#### DIRECTIVE:
Copy out all lines in the data below containing the string "mTTP".

--

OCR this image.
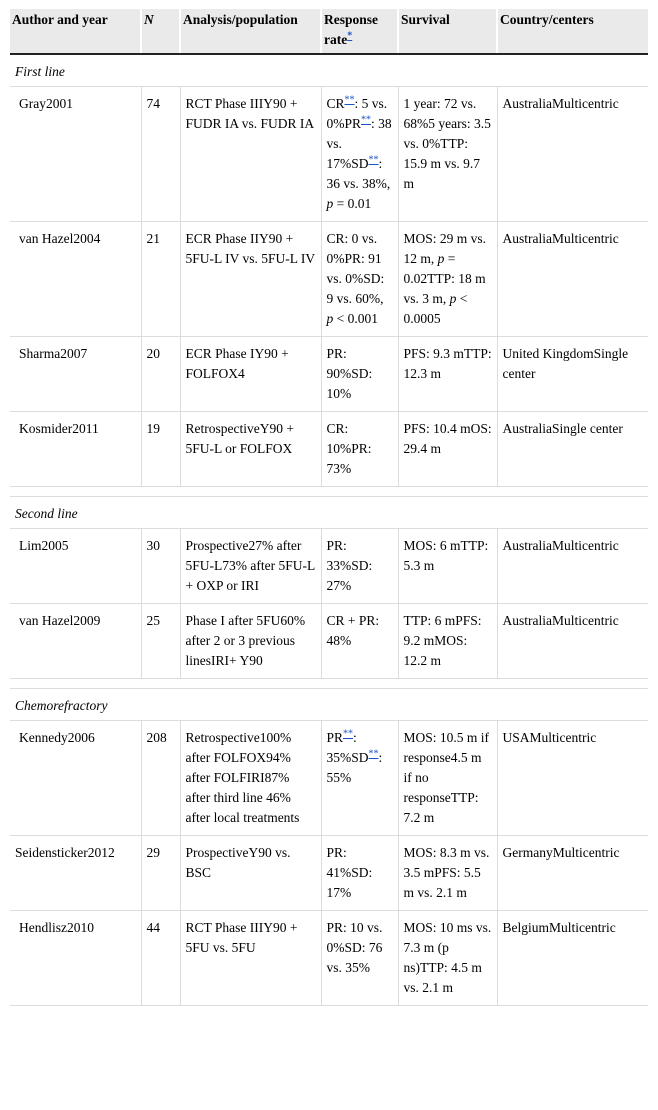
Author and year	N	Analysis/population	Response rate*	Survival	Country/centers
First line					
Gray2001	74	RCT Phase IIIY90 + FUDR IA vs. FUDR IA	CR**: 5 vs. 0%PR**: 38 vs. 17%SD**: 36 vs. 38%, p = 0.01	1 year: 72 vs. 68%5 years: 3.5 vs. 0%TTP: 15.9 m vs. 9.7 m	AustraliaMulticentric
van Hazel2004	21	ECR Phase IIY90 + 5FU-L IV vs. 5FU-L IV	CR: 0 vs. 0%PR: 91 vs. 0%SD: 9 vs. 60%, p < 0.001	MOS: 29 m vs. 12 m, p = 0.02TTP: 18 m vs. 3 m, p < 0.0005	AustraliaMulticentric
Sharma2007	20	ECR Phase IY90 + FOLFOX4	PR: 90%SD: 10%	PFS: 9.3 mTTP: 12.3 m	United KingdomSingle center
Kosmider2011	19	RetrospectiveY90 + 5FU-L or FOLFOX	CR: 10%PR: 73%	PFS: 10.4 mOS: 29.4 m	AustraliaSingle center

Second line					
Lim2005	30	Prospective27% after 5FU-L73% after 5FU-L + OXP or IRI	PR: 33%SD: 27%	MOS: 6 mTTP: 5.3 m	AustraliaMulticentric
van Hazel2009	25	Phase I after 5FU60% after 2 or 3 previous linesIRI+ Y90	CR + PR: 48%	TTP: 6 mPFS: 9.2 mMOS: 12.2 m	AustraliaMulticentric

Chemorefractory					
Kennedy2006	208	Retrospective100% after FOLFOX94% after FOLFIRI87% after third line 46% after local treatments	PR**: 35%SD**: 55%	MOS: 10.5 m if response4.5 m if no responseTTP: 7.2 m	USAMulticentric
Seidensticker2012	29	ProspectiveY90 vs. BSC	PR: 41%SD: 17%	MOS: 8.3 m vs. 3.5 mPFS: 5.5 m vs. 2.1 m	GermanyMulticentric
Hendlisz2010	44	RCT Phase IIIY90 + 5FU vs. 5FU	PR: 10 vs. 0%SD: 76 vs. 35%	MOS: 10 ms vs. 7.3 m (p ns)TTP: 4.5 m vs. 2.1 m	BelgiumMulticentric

--

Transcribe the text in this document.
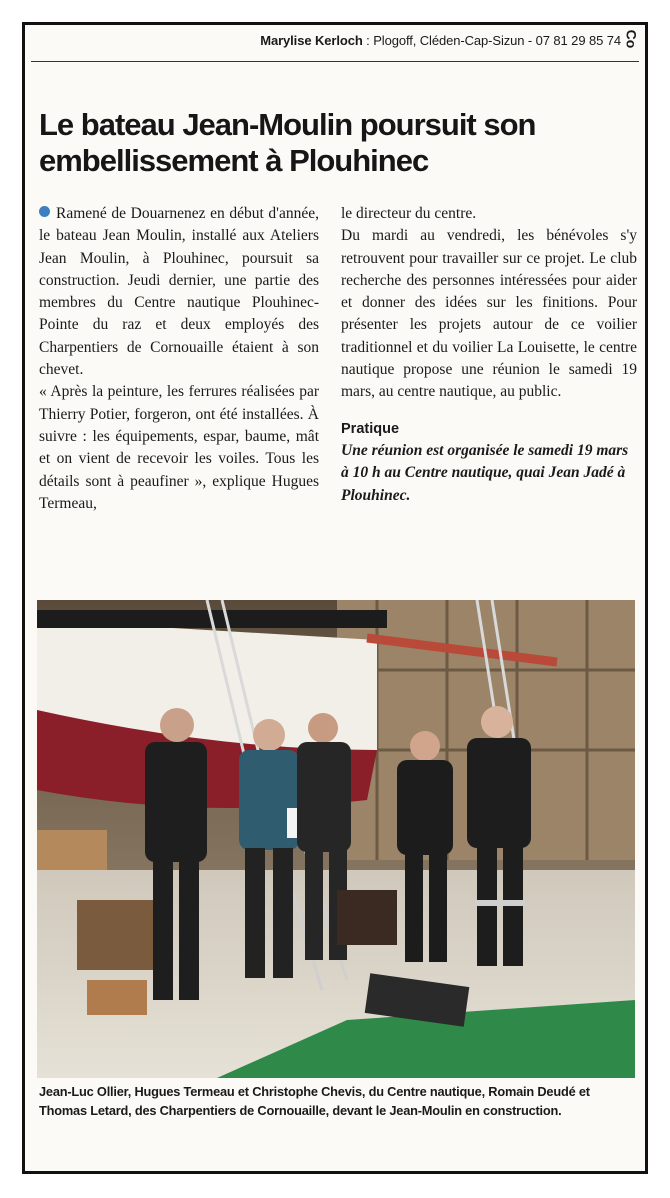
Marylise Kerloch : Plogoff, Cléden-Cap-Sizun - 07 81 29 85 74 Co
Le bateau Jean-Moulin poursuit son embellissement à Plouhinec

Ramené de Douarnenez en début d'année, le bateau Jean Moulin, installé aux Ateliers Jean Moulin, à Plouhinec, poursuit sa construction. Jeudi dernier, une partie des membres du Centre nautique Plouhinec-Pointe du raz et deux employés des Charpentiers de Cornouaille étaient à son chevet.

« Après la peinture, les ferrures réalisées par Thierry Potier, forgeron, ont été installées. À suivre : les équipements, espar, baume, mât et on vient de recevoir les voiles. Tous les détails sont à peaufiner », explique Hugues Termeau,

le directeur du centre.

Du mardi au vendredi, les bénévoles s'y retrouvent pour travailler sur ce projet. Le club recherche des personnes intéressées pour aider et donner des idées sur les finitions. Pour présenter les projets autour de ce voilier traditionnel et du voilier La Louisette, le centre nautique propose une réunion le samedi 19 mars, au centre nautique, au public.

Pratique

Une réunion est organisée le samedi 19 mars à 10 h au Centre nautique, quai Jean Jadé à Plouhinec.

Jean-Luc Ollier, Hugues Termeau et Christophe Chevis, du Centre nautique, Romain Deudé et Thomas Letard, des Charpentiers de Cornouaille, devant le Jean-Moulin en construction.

--

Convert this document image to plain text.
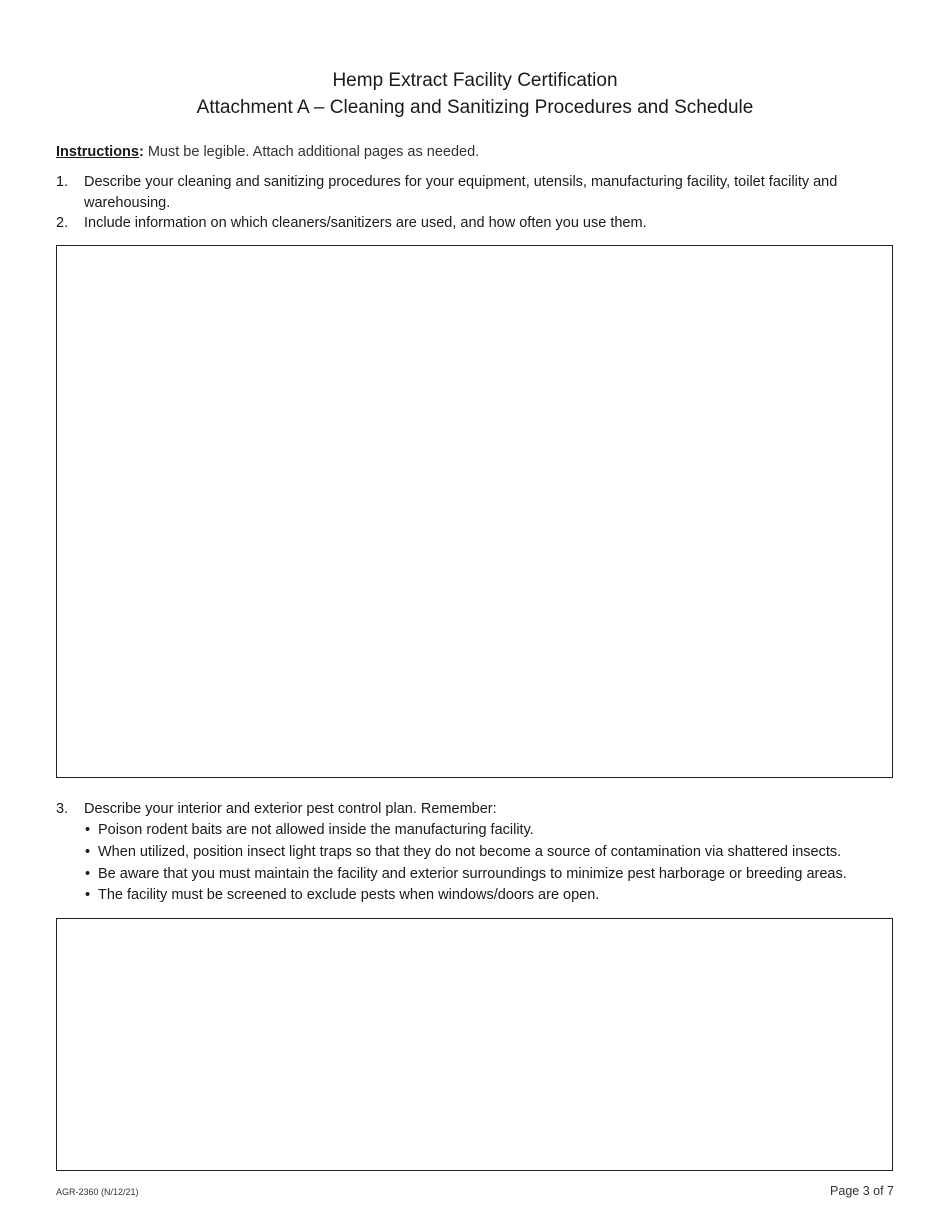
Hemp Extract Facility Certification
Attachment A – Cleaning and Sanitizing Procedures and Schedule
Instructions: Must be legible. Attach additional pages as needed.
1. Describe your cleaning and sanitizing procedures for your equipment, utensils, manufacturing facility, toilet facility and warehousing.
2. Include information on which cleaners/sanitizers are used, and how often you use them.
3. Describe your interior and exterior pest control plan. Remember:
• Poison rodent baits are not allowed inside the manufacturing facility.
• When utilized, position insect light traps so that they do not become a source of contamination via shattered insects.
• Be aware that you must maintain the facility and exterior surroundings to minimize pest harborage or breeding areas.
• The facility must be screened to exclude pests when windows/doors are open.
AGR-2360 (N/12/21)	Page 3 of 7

--

#### THE ANSWER:
Sharma2007	20	ECR Phase IY90 + FOLFOX4	PR: 90%SD: 10%	PFS: 9.3 mTTP: 12.3 m	United KingdomSingle center
Lim2005	30	Prospective27% after 5FU-L73% after 5FU-L + OXP or IRI	PR: 33%SD: 27%	MOS: 6 mTTP: 5.3 m	AustraliaMulticentric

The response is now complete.